> **Task objective**: Provide an exact copy of the data, excluding the images.

■ ■ ■

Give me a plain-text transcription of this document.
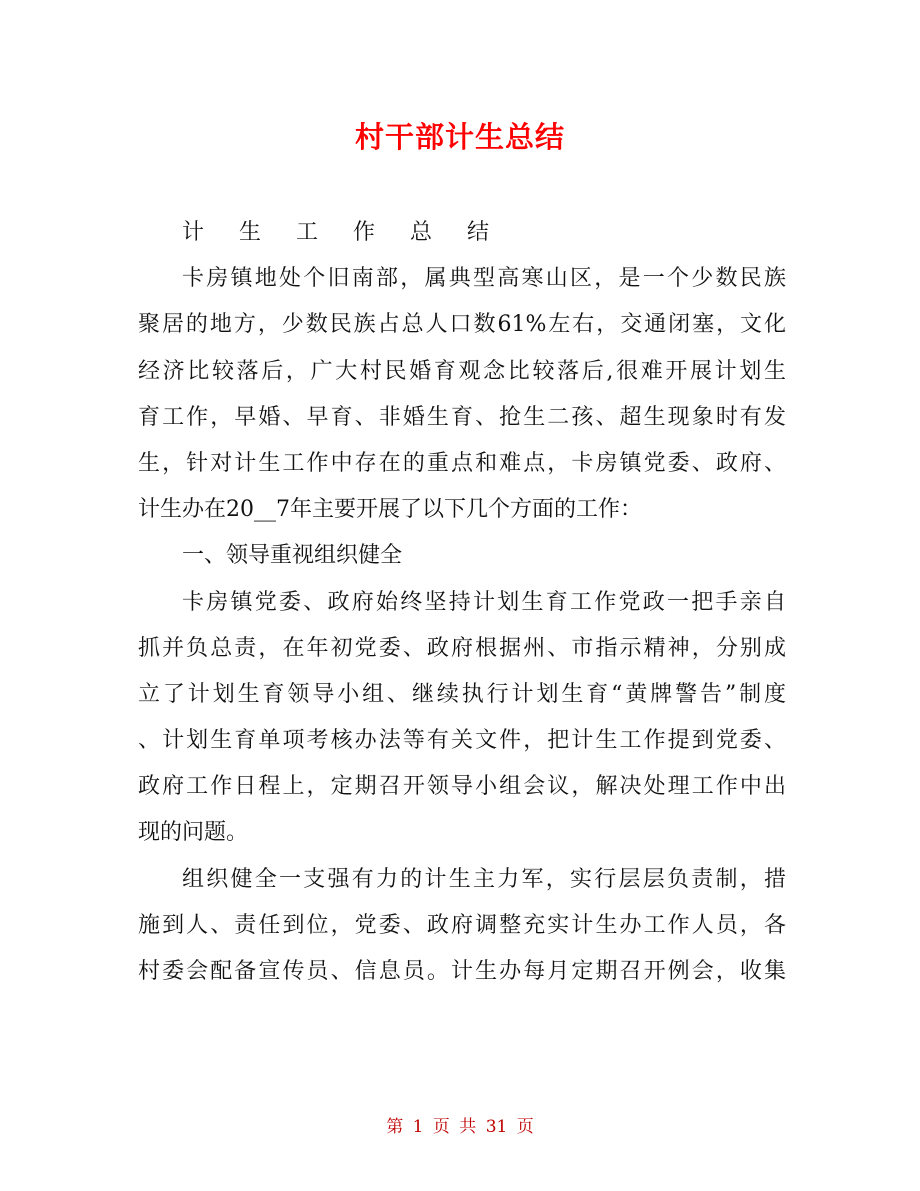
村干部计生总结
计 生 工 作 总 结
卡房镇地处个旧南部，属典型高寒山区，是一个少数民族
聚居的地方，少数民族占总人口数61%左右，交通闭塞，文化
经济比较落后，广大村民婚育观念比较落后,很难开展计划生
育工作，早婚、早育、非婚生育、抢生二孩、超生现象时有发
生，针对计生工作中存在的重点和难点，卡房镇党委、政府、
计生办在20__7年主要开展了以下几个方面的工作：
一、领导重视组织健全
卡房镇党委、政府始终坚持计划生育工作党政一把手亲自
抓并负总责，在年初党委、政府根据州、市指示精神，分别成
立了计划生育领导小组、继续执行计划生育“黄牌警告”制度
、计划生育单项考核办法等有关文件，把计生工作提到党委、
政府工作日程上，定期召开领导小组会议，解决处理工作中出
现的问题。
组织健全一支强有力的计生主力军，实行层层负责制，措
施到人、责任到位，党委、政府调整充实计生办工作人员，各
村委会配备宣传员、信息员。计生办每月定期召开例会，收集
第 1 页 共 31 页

■ ■ ■

> **Full answer**:
Give me a plain-text transcription of this document.
村干部计生总结
计 生 工 作 总 结
卡房镇地处个旧南部，属典型高寒山区，是一个少数民族
聚居的地方，少数民族占总人口数61%左右，交通闭塞，文化
经济比较落后，广大村民婚育观念比较落后,很难开展计划生
育工作，早婚、早育、非婚生育、抢生二孩、超生现象时有发
生，针对计生工作中存在的重点和难点，卡房镇党委、政府、
计生办在20__7年主要开展了以下几个方面的工作：
一、领导重视组织健全
卡房镇党委、政府始终坚持计划生育工作党政一把手亲自
抓并负总责，在年初党委、政府根据州、市指示精神，分别成
立了计划生育领导小组、继续执行计划生育“黄牌警告”制度
、计划生育单项考核办法等有关文件，把计生工作提到党委、
政府工作日程上，定期召开领导小组会议，解决处理工作中出
现的问题。
组织健全一支强有力的计生主力军，实行层层负责制，措
施到人、责任到位，党委、政府调整充实计生办工作人员，各
村委会配备宣传员、信息员。计生办每月定期召开例会，收集
第 1 页 共 31 页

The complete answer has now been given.